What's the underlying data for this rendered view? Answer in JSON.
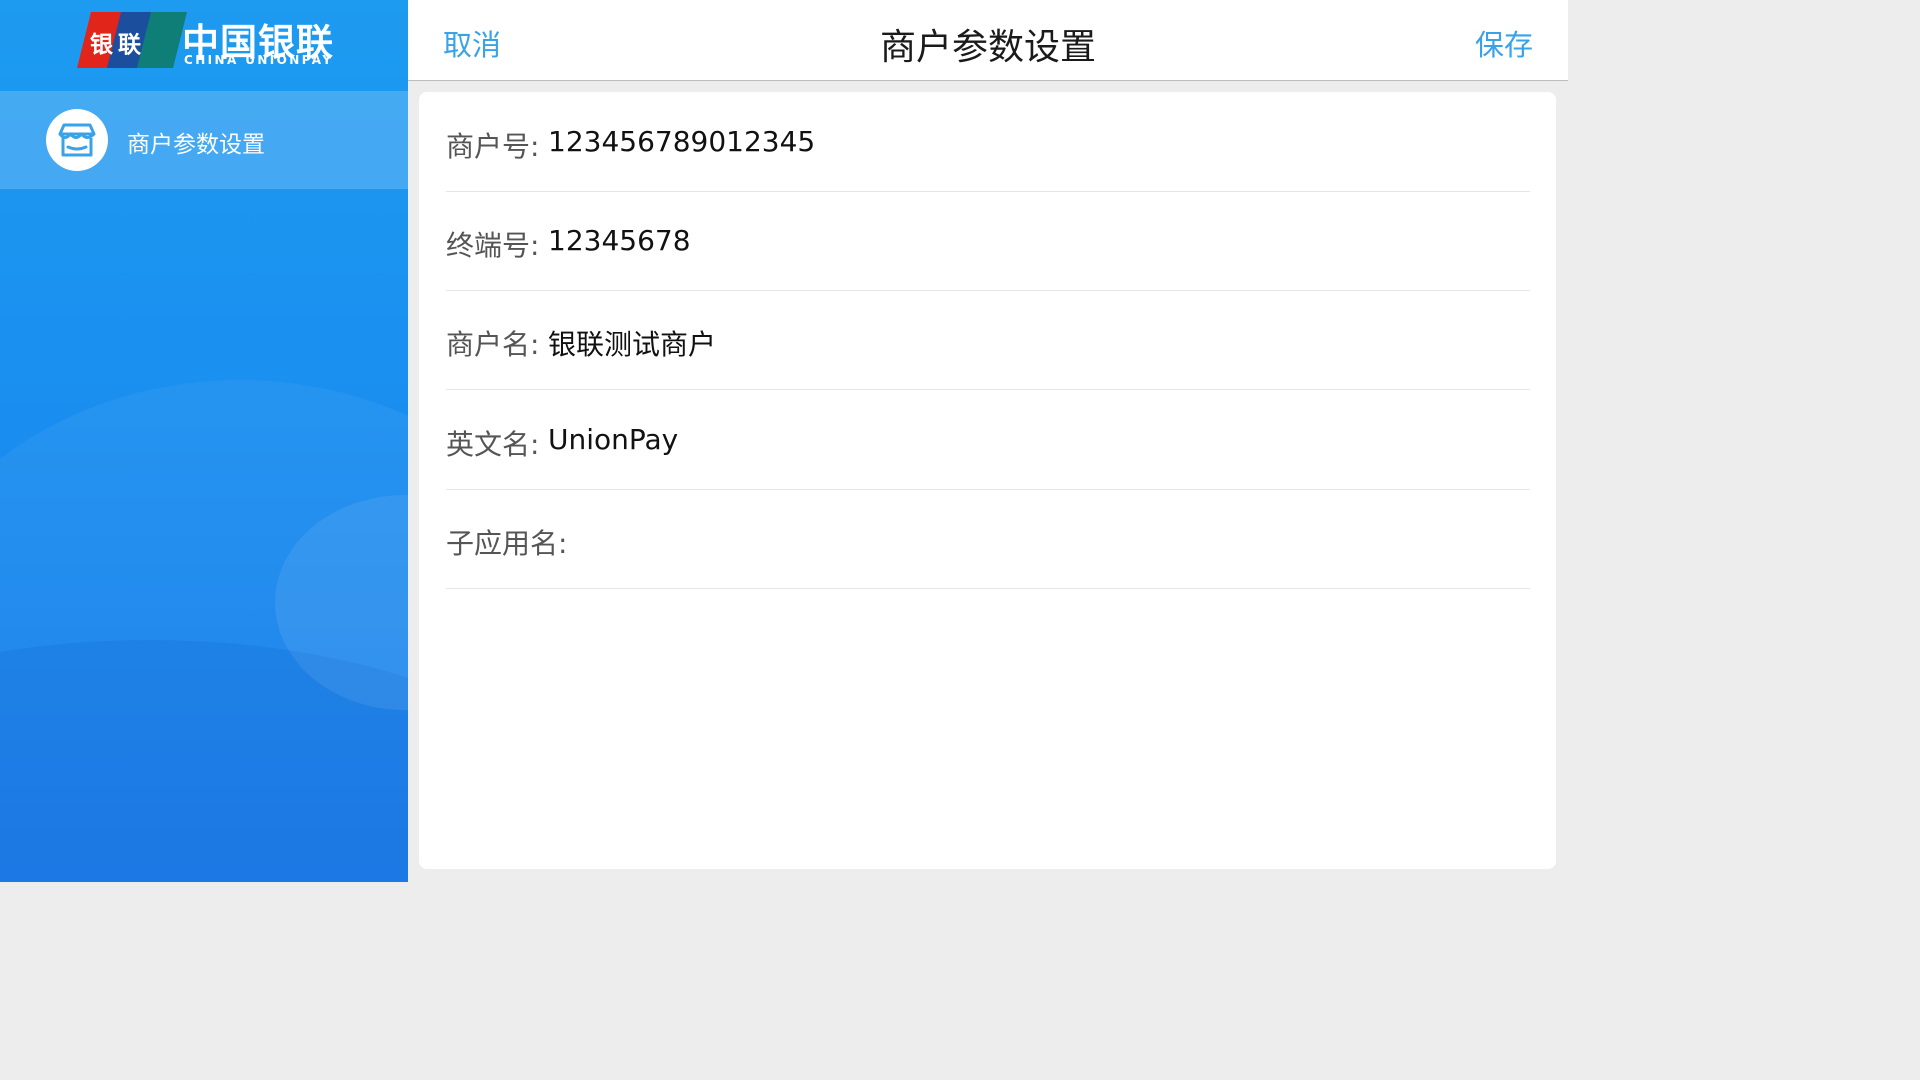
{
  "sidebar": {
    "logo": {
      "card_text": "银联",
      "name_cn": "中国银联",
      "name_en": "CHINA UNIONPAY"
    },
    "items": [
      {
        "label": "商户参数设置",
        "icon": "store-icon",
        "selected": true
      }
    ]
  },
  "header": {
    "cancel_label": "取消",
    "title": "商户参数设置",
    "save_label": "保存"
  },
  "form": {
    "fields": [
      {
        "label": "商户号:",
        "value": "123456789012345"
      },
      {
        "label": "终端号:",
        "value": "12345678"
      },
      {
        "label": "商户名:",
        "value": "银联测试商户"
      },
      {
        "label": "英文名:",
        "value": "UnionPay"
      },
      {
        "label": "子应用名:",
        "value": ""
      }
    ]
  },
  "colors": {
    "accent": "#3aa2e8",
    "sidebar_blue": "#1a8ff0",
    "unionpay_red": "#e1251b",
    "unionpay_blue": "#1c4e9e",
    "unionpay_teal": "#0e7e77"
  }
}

■ **DIRECTIONS**:
Go through the records and gather the lines that hold "value".

■ **OUTPUT FOR THIS TASK**:
        "value": "123456789012345"
        "value": "12345678"
        "value": "银联测试商户"
        "value": "UnionPay"
        "value": ""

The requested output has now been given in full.